[Work to complete] Make an exact copy of each entry, leaving out every picture.

# START OF Records shown

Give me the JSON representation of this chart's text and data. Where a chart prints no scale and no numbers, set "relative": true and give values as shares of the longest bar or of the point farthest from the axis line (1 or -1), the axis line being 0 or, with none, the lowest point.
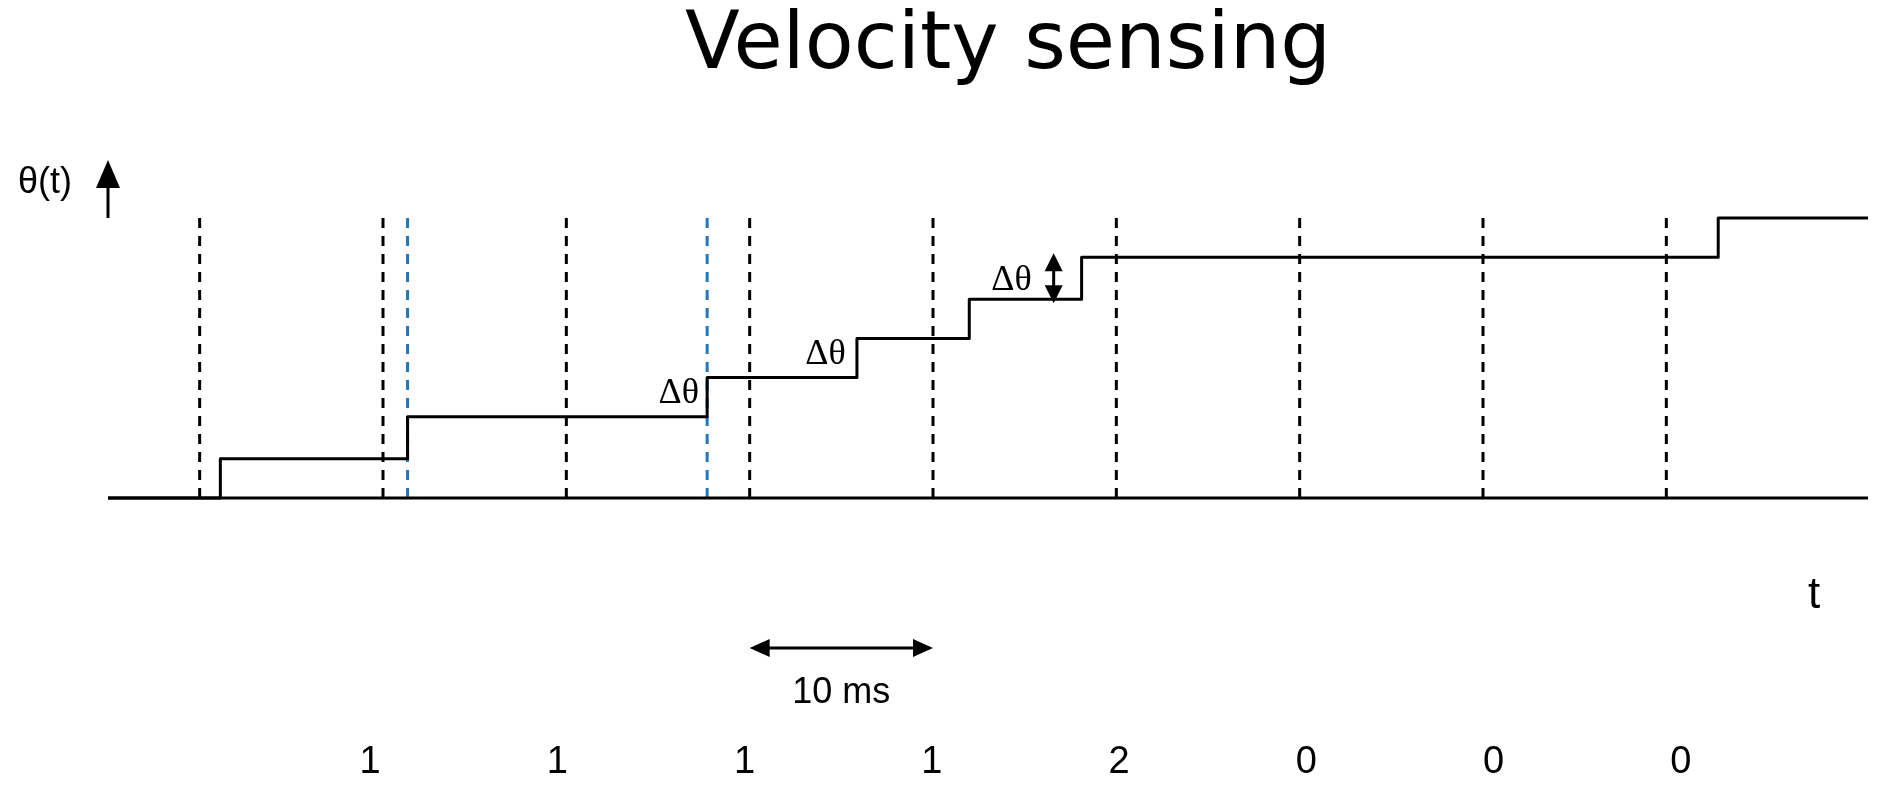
{
  "chart_data": {
    "type": "step",
    "title": "Velocity sensing",
    "xlabel": "t",
    "ylabel": "θ(t)",
    "relative": true,
    "categories": [
      null,
      null,
      null,
      null,
      null,
      null,
      null,
      "1",
      null,
      null,
      null,
      null,
      "1",
      null,
      null,
      null,
      null,
      "1",
      null,
      null,
      null,
      null,
      "1",
      null,
      null,
      null,
      null,
      "2",
      null,
      null,
      null,
      null,
      "0",
      null,
      null,
      null,
      null,
      "0",
      null,
      null,
      null,
      null,
      "0",
      null,
      null,
      null,
      null,
      null
    ],
    "series": [
      {
        "color": "#000000",
        "values": [
          0,
          0,
          0,
          0.14,
          0.14,
          0.14,
          0.14,
          0.14,
          0.29,
          0.29,
          0.29,
          0.29,
          0.29,
          0.29,
          0.29,
          0.29,
          0.43,
          0.43,
          0.43,
          0.43,
          0.57,
          0.57,
          0.57,
          0.71,
          0.71,
          0.71,
          0.86,
          0.86,
          0.86,
          0.86,
          0.86,
          0.86,
          0.86,
          0.86,
          0.86,
          0.86,
          0.86,
          0.86,
          0.86,
          0.86,
          0.86,
          0.86,
          0.86,
          1,
          1,
          1,
          1,
          1
        ]
      }
    ],
    "grid": "x",
    "legend": false,
    "line_style": "solid",
    "annotations": [
      "10 ms",
      "Δθ",
      "Δθ",
      "Δθ"
    ]
  }
}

# END OF Records shown

[Exercise output]
Give me the JSON representation of this chart's text and data. Where a chart prints no scale and no numbers, set "relative": true and give values as shares of the longest bar or of the point farthest from the axis line (1 or -1), the axis line being 0 or, with none, the lowest point.
{
  "chart_data": {
    "type": "step",
    "title": "Velocity sensing",
    "xlabel": "t",
    "ylabel": "θ(t)",
    "relative": true,
    "categories": [
      null,
      null,
      null,
      null,
      null,
      null,
      null,
      "1",
      null,
      null,
      null,
      null,
      "1",
      null,
      null,
      null,
      null,
      "1",
      null,
      null,
      null,
      null,
      "1",
      null,
      null,
      null,
      null,
      "2",
      null,
      null,
      null,
      null,
      "0",
      null,
      null,
      null,
      null,
      "0",
      null,
      null,
      null,
      null,
      "0",
      null,
      null,
      null,
      null,
      null
    ],
    "series": [
      {
        "color": "#000000",
        "values": [
          0,
          0,
          0,
          0.14,
          0.14,
          0.14,
          0.14,
          0.14,
          0.29,
          0.29,
          0.29,
          0.29,
          0.29,
          0.29,
          0.29,
          0.29,
          0.43,
          0.43,
          0.43,
          0.43,
          0.57,
          0.57,
          0.57,
          0.71,
          0.71,
          0.71,
          0.86,
          0.86,
          0.86,
          0.86,
          0.86,
          0.86,
          0.86,
          0.86,
          0.86,
          0.86,
          0.86,
          0.86,
          0.86,
          0.86,
          0.86,
          0.86,
          0.86,
          1,
          1,
          1,
          1,
          1
        ]
      }
    ],
    "grid": "x",
    "legend": false,
    "line_style": "solid",
    "annotations": [
      "10 ms",
      "Δθ",
      "Δθ",
      "Δθ"
    ]
  }
}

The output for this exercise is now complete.